▸ Problem description: Identify the lines that contain the string "Zawaal" and copy all of them.

▸ Supplied material:
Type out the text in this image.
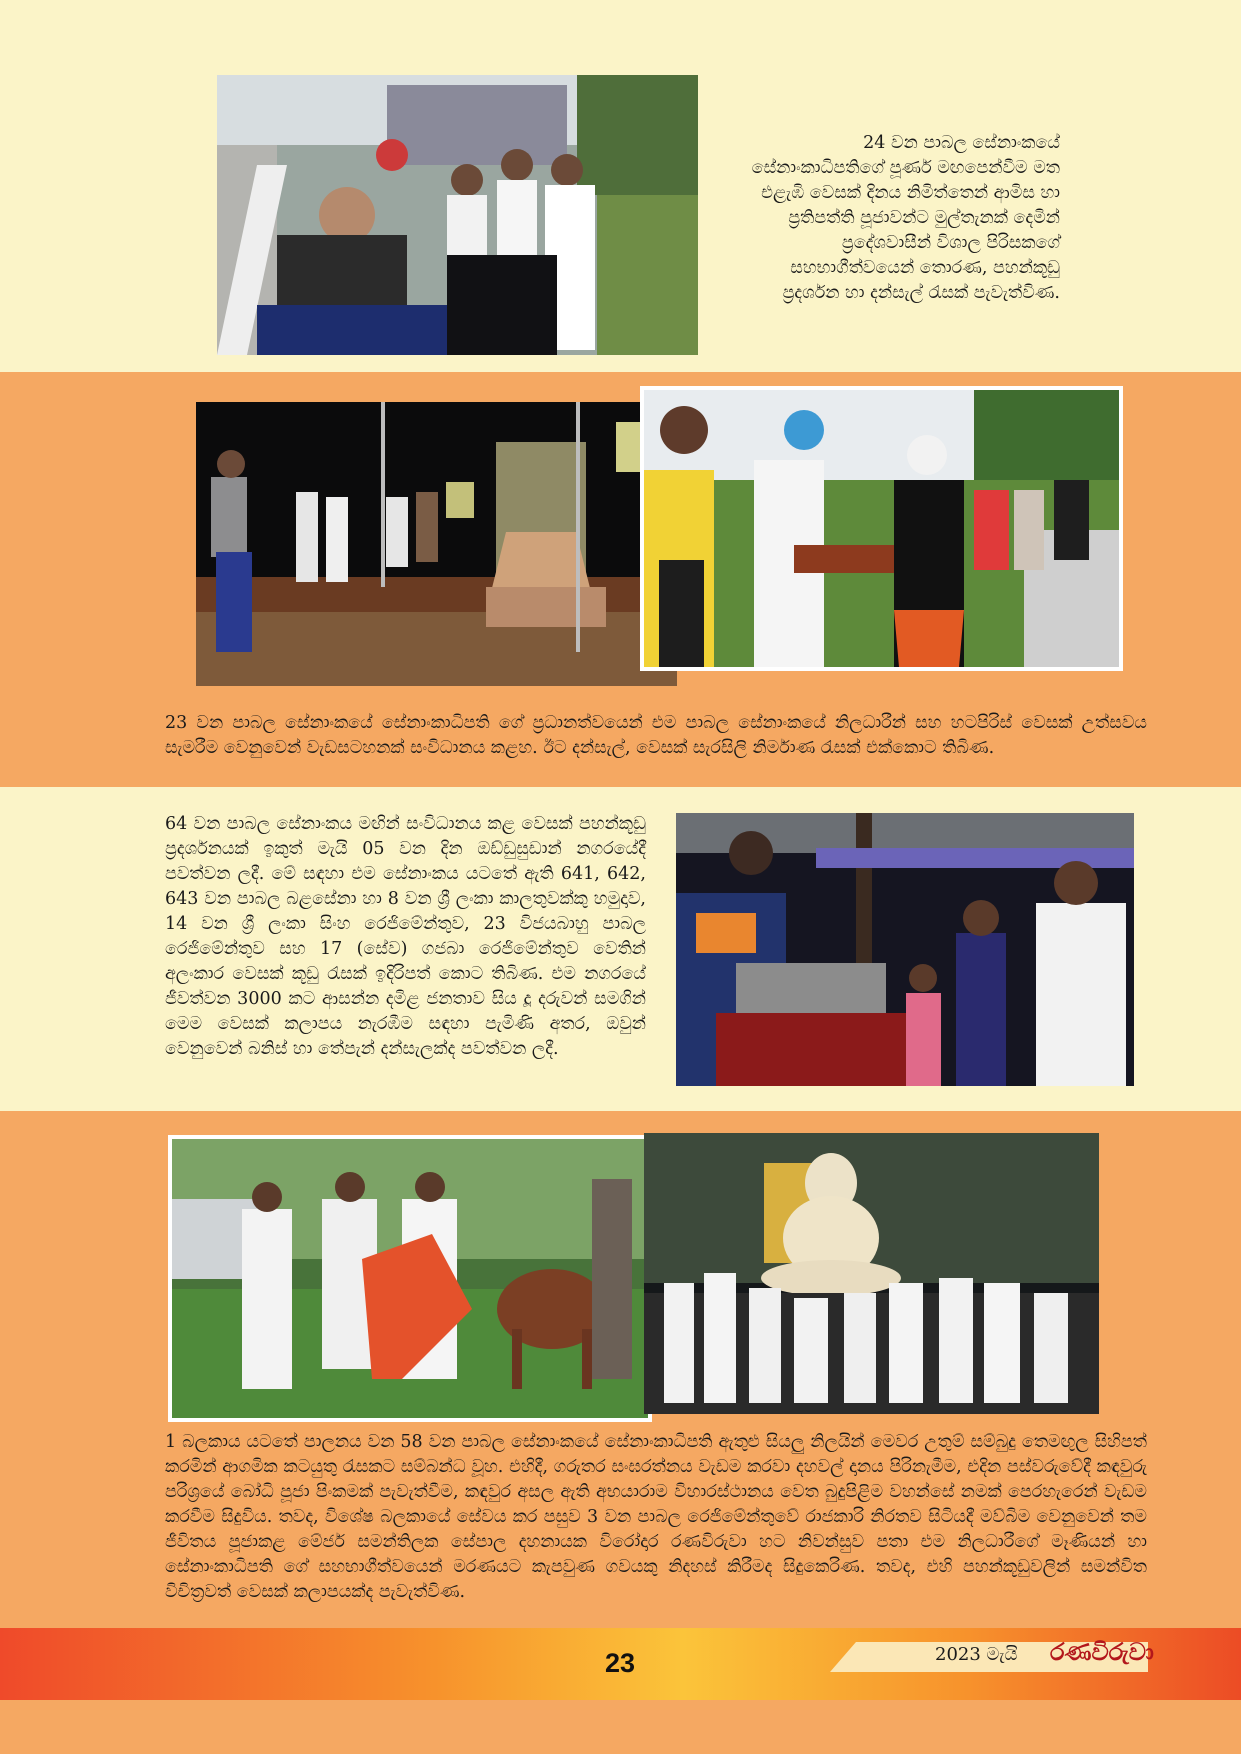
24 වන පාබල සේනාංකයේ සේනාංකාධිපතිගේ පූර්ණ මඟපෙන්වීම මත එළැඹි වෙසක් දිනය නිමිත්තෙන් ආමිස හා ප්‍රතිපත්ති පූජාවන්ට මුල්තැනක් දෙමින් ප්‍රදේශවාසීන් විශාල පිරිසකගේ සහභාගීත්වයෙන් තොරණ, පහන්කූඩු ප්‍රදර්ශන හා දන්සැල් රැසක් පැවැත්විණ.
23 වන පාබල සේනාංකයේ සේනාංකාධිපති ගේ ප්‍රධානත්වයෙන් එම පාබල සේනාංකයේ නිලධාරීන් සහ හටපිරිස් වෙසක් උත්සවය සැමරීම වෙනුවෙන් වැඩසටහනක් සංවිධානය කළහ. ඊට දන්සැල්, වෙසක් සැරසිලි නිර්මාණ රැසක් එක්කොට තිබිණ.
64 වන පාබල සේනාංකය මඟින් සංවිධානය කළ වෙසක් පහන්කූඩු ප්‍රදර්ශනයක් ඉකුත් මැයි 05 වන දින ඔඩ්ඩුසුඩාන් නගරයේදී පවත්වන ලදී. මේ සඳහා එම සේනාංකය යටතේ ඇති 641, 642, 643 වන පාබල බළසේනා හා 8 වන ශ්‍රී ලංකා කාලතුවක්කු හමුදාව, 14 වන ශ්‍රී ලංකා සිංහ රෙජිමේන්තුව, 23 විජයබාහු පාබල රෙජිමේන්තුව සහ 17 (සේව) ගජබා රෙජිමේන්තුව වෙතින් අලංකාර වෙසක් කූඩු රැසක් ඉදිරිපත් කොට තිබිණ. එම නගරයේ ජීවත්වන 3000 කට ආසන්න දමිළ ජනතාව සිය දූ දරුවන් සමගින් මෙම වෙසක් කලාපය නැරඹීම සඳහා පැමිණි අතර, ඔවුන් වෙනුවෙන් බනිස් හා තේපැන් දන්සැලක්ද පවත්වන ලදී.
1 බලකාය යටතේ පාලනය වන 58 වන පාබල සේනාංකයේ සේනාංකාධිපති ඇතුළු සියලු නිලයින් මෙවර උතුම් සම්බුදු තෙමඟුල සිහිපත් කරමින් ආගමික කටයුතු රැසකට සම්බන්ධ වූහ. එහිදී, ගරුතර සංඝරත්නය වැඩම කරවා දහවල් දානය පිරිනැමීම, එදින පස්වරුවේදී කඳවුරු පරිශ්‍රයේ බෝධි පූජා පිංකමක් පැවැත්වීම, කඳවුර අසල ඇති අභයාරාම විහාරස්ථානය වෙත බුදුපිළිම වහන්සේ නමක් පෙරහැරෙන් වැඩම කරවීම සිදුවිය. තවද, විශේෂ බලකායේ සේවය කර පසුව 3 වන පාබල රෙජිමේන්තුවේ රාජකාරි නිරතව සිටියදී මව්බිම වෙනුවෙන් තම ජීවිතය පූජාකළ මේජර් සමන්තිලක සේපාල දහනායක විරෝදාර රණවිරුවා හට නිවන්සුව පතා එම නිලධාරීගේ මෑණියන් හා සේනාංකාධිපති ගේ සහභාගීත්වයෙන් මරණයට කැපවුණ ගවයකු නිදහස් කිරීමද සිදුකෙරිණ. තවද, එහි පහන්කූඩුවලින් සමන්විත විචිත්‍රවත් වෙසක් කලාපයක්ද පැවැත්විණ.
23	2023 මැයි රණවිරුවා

...

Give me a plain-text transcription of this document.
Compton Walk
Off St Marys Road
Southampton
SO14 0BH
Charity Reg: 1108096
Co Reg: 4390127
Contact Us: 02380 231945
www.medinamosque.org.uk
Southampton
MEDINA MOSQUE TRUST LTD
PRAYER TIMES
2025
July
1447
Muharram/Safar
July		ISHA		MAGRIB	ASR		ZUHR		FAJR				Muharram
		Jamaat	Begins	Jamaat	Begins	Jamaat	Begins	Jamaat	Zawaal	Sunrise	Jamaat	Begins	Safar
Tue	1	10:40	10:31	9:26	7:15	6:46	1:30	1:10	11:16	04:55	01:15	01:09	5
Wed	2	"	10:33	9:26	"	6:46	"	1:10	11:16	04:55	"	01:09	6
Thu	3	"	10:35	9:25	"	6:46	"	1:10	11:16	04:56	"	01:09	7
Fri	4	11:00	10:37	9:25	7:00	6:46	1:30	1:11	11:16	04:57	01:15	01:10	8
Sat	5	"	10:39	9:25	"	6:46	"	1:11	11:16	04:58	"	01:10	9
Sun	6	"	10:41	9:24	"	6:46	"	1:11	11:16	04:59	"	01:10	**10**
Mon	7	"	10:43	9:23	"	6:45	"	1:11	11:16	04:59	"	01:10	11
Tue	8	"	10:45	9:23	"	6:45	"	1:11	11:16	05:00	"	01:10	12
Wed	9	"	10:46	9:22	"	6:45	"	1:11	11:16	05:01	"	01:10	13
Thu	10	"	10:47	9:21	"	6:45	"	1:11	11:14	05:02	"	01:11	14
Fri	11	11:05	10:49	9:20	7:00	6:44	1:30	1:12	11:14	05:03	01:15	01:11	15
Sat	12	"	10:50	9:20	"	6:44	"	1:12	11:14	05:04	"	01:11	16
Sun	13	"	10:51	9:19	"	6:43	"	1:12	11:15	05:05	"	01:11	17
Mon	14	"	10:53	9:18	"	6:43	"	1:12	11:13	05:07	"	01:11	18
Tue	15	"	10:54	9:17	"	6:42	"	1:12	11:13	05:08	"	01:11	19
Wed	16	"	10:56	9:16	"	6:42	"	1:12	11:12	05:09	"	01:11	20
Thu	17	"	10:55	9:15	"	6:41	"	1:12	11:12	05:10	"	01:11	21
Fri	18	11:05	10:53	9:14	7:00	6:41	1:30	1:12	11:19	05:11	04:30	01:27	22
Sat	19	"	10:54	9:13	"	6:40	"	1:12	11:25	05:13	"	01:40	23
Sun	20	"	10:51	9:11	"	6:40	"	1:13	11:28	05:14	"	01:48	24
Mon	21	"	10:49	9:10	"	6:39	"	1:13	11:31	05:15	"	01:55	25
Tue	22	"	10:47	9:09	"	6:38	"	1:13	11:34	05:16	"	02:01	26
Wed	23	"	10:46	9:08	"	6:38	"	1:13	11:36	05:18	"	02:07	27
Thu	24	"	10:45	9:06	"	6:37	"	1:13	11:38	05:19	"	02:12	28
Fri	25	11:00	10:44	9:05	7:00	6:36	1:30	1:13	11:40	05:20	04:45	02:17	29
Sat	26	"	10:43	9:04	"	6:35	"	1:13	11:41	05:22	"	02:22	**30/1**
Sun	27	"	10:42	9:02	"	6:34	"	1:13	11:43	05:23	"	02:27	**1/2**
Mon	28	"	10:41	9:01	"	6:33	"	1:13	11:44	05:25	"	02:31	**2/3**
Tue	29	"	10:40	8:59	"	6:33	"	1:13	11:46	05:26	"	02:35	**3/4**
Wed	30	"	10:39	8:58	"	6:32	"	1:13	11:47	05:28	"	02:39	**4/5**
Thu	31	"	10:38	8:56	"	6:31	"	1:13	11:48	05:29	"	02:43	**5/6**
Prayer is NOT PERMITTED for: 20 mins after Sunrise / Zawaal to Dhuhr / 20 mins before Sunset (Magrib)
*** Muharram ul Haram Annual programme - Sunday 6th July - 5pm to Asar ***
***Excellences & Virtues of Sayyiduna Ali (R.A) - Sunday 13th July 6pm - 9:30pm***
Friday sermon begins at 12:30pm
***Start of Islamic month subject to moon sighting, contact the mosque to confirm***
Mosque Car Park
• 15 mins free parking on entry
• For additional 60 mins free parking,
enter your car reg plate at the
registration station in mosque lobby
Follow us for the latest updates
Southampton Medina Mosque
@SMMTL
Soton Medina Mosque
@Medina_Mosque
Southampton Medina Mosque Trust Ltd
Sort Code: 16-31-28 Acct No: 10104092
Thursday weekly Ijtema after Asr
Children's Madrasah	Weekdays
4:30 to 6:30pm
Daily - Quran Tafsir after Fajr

--

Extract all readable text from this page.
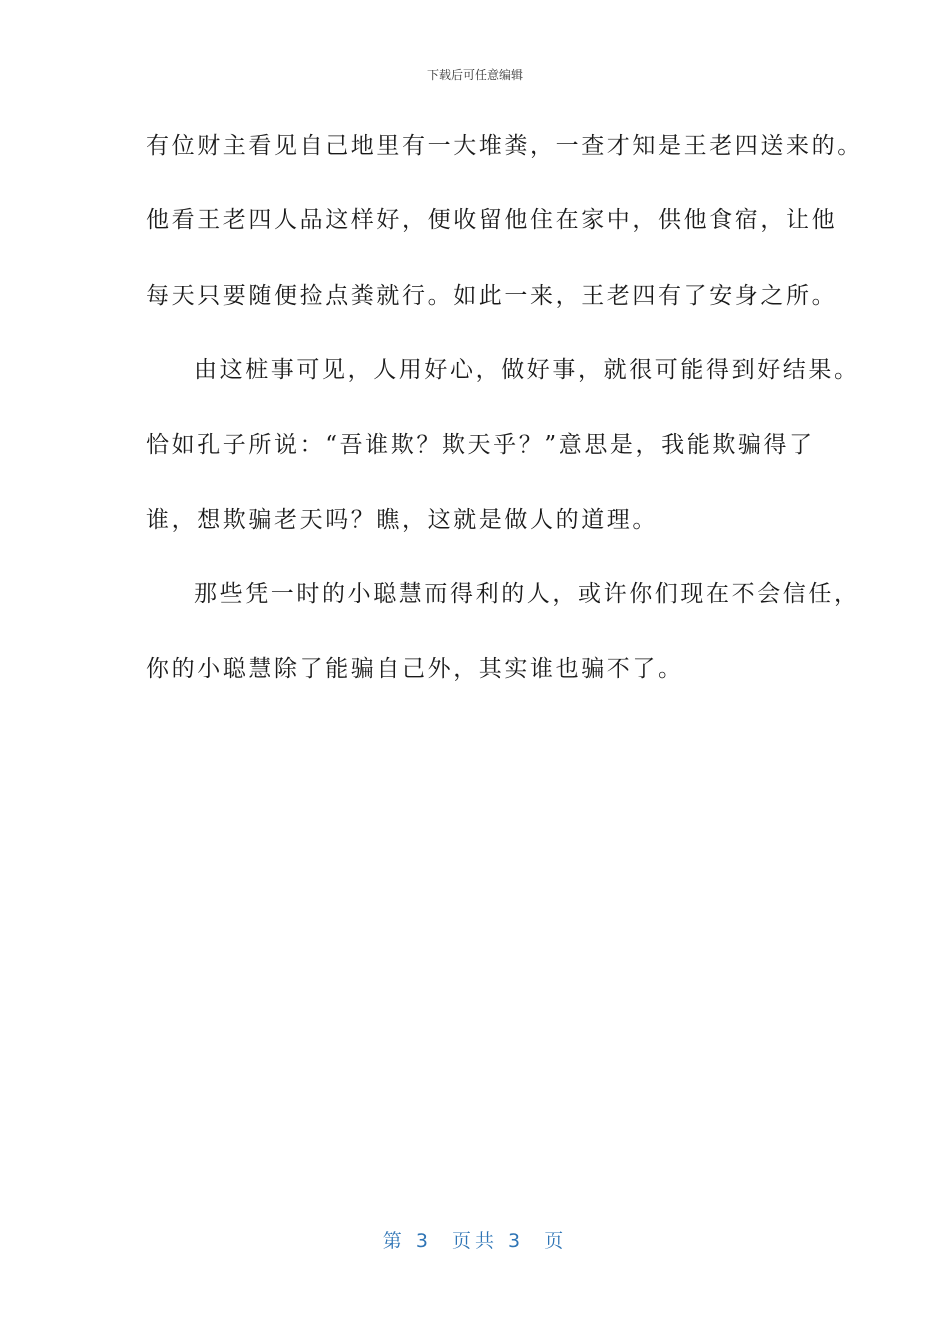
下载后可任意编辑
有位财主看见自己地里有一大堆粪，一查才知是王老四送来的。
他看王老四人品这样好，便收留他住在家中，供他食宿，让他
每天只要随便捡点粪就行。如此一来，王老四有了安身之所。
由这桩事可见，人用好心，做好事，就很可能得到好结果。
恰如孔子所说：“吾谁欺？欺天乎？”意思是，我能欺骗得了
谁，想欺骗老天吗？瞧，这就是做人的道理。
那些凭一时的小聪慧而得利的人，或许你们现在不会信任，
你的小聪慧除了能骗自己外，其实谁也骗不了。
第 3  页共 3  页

▸ Complete output:
		Jamaat	Begins	Jamaat	Begins	Jamaat	Begins	Jamaat	Zawaal	Sunrise	Jamaat	Begins	Safar
Prayer is NOT PERMITTED for: 20 mins after Sunrise / Zawaal to Dhuhr / 20 mins before Sunset (Magrib)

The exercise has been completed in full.